§ Task requirements: Reproduce the entries below, changing every "chevron-right-icon" to "arrow-right-icon" and leaving everything else untouched.

+++ Dataset records +++

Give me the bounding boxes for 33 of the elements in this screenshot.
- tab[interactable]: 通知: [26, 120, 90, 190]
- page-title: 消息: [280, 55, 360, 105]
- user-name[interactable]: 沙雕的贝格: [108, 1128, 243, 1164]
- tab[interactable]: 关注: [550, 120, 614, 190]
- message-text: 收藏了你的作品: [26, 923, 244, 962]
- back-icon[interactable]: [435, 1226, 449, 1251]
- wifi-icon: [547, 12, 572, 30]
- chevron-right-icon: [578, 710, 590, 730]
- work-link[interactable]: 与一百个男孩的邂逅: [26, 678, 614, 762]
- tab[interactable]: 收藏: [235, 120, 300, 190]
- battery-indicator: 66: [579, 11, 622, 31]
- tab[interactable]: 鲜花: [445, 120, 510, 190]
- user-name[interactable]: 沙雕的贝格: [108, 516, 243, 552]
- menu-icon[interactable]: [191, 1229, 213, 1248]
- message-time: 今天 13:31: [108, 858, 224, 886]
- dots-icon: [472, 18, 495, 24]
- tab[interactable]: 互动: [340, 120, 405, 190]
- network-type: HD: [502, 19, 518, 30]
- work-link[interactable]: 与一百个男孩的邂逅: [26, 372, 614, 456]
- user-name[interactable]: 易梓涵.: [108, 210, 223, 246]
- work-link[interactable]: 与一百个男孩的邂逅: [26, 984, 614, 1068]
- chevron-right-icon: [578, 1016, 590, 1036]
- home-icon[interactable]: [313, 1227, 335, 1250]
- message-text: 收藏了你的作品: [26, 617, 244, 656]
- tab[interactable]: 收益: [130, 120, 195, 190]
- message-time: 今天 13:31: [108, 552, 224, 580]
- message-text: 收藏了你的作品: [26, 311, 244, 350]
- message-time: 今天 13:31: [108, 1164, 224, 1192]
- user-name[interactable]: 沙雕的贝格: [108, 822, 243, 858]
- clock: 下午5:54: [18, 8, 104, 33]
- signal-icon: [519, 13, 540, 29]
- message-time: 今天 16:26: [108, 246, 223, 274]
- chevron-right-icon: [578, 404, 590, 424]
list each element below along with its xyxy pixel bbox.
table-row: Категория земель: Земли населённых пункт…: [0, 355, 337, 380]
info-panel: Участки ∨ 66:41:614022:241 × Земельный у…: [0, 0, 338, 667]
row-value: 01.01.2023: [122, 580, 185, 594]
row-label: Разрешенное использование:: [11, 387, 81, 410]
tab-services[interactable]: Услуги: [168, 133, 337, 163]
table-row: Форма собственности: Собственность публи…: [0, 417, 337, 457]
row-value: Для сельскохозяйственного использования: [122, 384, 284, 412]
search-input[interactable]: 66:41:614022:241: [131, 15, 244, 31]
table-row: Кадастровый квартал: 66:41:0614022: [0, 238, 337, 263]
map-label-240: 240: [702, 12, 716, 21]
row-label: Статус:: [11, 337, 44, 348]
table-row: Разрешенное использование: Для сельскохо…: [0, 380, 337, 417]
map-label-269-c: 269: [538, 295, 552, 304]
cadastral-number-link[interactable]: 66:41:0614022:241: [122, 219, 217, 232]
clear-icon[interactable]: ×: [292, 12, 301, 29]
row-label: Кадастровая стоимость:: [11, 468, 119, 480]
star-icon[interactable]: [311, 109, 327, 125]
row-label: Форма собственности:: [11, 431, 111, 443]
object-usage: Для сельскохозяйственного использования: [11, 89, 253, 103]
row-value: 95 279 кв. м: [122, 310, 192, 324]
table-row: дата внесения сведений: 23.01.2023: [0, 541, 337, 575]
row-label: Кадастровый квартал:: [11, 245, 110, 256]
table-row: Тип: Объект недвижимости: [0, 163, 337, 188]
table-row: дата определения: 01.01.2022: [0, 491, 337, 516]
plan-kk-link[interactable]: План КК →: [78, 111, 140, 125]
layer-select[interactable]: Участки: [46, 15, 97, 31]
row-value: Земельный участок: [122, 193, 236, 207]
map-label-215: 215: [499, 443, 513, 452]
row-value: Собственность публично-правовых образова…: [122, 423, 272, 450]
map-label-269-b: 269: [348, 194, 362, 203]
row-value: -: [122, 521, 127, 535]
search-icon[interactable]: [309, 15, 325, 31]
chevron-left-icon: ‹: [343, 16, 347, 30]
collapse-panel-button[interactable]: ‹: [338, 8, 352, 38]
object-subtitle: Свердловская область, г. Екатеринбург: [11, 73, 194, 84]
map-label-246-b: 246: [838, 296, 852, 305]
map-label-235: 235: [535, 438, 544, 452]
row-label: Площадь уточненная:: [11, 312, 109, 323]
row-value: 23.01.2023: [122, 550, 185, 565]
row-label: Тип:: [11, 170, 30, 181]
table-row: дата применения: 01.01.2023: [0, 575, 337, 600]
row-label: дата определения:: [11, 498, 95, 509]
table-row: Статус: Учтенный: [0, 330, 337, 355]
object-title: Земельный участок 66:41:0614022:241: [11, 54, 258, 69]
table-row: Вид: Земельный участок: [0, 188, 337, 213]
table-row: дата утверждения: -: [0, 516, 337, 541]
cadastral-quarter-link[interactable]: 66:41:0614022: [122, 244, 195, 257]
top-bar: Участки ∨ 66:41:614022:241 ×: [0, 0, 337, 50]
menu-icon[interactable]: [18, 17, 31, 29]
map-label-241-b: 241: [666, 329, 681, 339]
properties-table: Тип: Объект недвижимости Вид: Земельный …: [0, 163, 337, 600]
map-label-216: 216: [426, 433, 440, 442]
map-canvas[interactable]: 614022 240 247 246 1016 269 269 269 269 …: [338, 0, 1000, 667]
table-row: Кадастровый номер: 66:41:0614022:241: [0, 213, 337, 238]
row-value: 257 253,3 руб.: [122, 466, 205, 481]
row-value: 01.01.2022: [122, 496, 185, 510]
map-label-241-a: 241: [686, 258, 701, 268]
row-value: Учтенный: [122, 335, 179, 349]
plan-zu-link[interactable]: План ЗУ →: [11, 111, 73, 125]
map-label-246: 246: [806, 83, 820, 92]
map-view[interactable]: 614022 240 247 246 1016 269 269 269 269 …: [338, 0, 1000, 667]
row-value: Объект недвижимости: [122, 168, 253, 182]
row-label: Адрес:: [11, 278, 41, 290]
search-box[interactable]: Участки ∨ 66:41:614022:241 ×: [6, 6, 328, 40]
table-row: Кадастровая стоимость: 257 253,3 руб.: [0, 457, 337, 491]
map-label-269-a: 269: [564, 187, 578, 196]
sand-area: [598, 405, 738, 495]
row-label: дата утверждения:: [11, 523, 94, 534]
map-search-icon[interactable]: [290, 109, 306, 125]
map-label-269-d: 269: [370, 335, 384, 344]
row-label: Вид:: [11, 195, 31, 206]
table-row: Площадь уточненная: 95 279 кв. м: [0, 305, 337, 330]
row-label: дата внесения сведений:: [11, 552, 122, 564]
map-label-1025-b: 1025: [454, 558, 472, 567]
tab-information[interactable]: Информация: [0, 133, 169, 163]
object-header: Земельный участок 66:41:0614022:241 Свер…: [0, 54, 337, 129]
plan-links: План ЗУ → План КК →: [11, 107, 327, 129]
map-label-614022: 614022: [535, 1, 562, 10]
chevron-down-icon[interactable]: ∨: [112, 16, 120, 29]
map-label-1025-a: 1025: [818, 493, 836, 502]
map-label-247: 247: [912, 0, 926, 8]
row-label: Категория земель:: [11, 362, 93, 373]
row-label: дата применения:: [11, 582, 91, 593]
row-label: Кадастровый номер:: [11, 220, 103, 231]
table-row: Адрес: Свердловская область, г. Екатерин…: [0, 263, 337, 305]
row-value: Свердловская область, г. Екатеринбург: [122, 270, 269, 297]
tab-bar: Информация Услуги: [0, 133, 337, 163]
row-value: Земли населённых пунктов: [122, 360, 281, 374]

+++

§ Result for this exercise:
Give me the bounding boxes for 33 of the elements in this screenshot.
- tab[interactable]: 通知: [26, 120, 90, 190]
- page-title: 消息: [280, 55, 360, 105]
- user-name[interactable]: 沙雕的贝格: [108, 1128, 243, 1164]
- tab[interactable]: 关注: [550, 120, 614, 190]
- message-text: 收藏了你的作品: [26, 923, 244, 962]
- back-icon[interactable]: [435, 1226, 449, 1251]
- wifi-icon: [547, 12, 572, 30]
- arrow-right-icon: [578, 710, 590, 730]
- work-link[interactable]: 与一百个男孩的邂逅: [26, 678, 614, 762]
- tab[interactable]: 收藏: [235, 120, 300, 190]
- battery-indicator: 66: [579, 11, 622, 31]
- tab[interactable]: 鲜花: [445, 120, 510, 190]
- user-name[interactable]: 沙雕的贝格: [108, 516, 243, 552]
- menu-icon[interactable]: [191, 1229, 213, 1248]
- message-time: 今天 13:31: [108, 858, 224, 886]
- dots-icon: [472, 18, 495, 24]
- tab[interactable]: 互动: [340, 120, 405, 190]
- network-type: HD: [502, 19, 518, 30]
- work-link[interactable]: 与一百个男孩的邂逅: [26, 372, 614, 456]
- user-name[interactable]: 易梓涵.: [108, 210, 223, 246]
- work-link[interactable]: 与一百个男孩的邂逅: [26, 984, 614, 1068]
- arrow-right-icon: [578, 1016, 590, 1036]
- home-icon[interactable]: [313, 1227, 335, 1250]
- message-text: 收藏了你的作品: [26, 617, 244, 656]
- tab[interactable]: 收益: [130, 120, 195, 190]
- message-time: 今天 13:31: [108, 552, 224, 580]
- message-text: 收藏了你的作品: [26, 311, 244, 350]
- message-time: 今天 13:31: [108, 1164, 224, 1192]
- user-name[interactable]: 沙雕的贝格: [108, 822, 243, 858]
- clock: 下午5:54: [18, 8, 104, 33]
- signal-icon: [519, 13, 540, 29]
- message-time: 今天 16:26: [108, 246, 223, 274]
- arrow-right-icon: [578, 404, 590, 424]
list each element below along with its xyxy pixel bbox.
table-row: Категория земель: Земли населённых пункт…: [0, 355, 337, 380]
info-panel: Участки ∨ 66:41:614022:241 × Земельный у…: [0, 0, 338, 667]
row-value: 01.01.2023: [122, 580, 185, 594]
row-label: Разрешенное использование:: [11, 387, 81, 410]
tab-services[interactable]: Услуги: [168, 133, 337, 163]
table-row: Форма собственности: Собственность публи…: [0, 417, 337, 457]
row-value: Для сельскохозяйственного использования: [122, 384, 284, 412]
search-input[interactable]: 66:41:614022:241: [131, 15, 244, 31]
table-row: Кадастровый квартал: 66:41:0614022: [0, 238, 337, 263]
map-label-240: 240: [702, 12, 716, 21]
row-label: Статус:: [11, 337, 44, 348]
table-row: Разрешенное использование: Для сельскохо…: [0, 380, 337, 417]
map-label-269-c: 269: [538, 295, 552, 304]
cadastral-number-link[interactable]: 66:41:0614022:241: [122, 219, 217, 232]
clear-icon[interactable]: ×: [292, 12, 301, 29]
row-label: Кадастровая стоимость:: [11, 468, 119, 480]
star-icon[interactable]: [311, 109, 327, 125]
row-label: Форма собственности:: [11, 431, 111, 443]
object-usage: Для сельскохозяйственного использования: [11, 89, 253, 103]
row-value: 95 279 кв. м: [122, 310, 192, 324]
table-row: дата внесения сведений: 23.01.2023: [0, 541, 337, 575]
row-label: Кадастровый квартал:: [11, 245, 110, 256]
table-row: Тип: Объект недвижимости: [0, 163, 337, 188]
table-row: дата определения: 01.01.2022: [0, 491, 337, 516]
plan-kk-link[interactable]: План КК →: [78, 111, 140, 125]
layer-select[interactable]: Участки: [46, 15, 97, 31]
row-value: Земельный участок: [122, 193, 236, 207]
map-label-215: 215: [499, 443, 513, 452]
row-value: Собственность публично-правовых образова…: [122, 423, 272, 450]
map-label-269-b: 269: [348, 194, 362, 203]
row-value: -: [122, 521, 127, 535]
search-icon[interactable]: [309, 15, 325, 31]
chevron-left-icon: ‹: [343, 16, 347, 30]
collapse-panel-button[interactable]: ‹: [338, 8, 352, 38]
object-subtitle: Свердловская область, г. Екатеринбург: [11, 73, 194, 84]
map-label-246-b: 246: [838, 296, 852, 305]
map-label-235: 235: [535, 438, 544, 452]
row-label: Площадь уточненная:: [11, 312, 109, 323]
row-value: 23.01.2023: [122, 550, 185, 565]
row-label: Тип:: [11, 170, 30, 181]
table-row: дата применения: 01.01.2023: [0, 575, 337, 600]
row-label: дата определения:: [11, 498, 95, 509]
table-row: Статус: Учтенный: [0, 330, 337, 355]
object-title: Земельный участок 66:41:0614022:241: [11, 54, 258, 69]
table-row: Вид: Земельный участок: [0, 188, 337, 213]
table-row: дата утверждения: -: [0, 516, 337, 541]
cadastral-quarter-link[interactable]: 66:41:0614022: [122, 244, 195, 257]
top-bar: Участки ∨ 66:41:614022:241 ×: [0, 0, 337, 50]
menu-icon[interactable]: [18, 17, 31, 29]
map-label-241-b: 241: [666, 329, 681, 339]
properties-table: Тип: Объект недвижимости Вид: Земельный …: [0, 163, 337, 600]
map-label-216: 216: [426, 433, 440, 442]
map-canvas[interactable]: 614022 240 247 246 1016 269 269 269 269 …: [338, 0, 1000, 667]
table-row: Кадастровый номер: 66:41:0614022:241: [0, 213, 337, 238]
row-value: 257 253,3 руб.: [122, 466, 205, 481]
row-value: 01.01.2022: [122, 496, 185, 510]
map-label-241-a: 241: [686, 258, 701, 268]
row-value: Учтенный: [122, 335, 179, 349]
plan-zu-link[interactable]: План ЗУ →: [11, 111, 73, 125]
map-label-246: 246: [806, 83, 820, 92]
map-view[interactable]: 614022 240 247 246 1016 269 269 269 269 …: [338, 0, 1000, 667]
row-value: Объект недвижимости: [122, 168, 253, 182]
row-label: Адрес:: [11, 278, 41, 290]
search-box[interactable]: Участки ∨ 66:41:614022:241 ×: [6, 6, 328, 40]
table-row: Кадастровая стоимость: 257 253,3 руб.: [0, 457, 337, 491]
map-label-269-a: 269: [564, 187, 578, 196]
sand-area: [598, 405, 738, 495]
row-label: дата утверждения:: [11, 523, 94, 534]
map-search-icon[interactable]: [290, 109, 306, 125]
map-label-269-d: 269: [370, 335, 384, 344]
row-label: Вид:: [11, 195, 31, 206]
table-row: Площадь уточненная: 95 279 кв. м: [0, 305, 337, 330]
row-label: дата внесения сведений:: [11, 552, 122, 564]
map-label-1025-b: 1025: [454, 558, 472, 567]
tab-information[interactable]: Информация: [0, 133, 169, 163]
object-header: Земельный участок 66:41:0614022:241 Свер…: [0, 54, 337, 129]
plan-links: План ЗУ → План КК →: [11, 107, 327, 129]
map-label-614022: 614022: [535, 1, 562, 10]
chevron-down-icon[interactable]: ∨: [112, 16, 120, 29]
map-label-1025-a: 1025: [818, 493, 836, 502]
map-label-247: 247: [912, 0, 926, 8]
row-label: Категория земель:: [11, 362, 93, 373]
row-label: дата применения:: [11, 582, 91, 593]
row-label: Кадастровый номер:: [11, 220, 103, 231]
table-row: Адрес: Свердловская область, г. Екатерин…: [0, 263, 337, 305]
row-value: Свердловская область, г. Екатеринбург: [122, 270, 269, 297]
tab-bar: Информация Услуги: [0, 133, 337, 163]
row-value: Земли населённых пунктов: [122, 360, 281, 374]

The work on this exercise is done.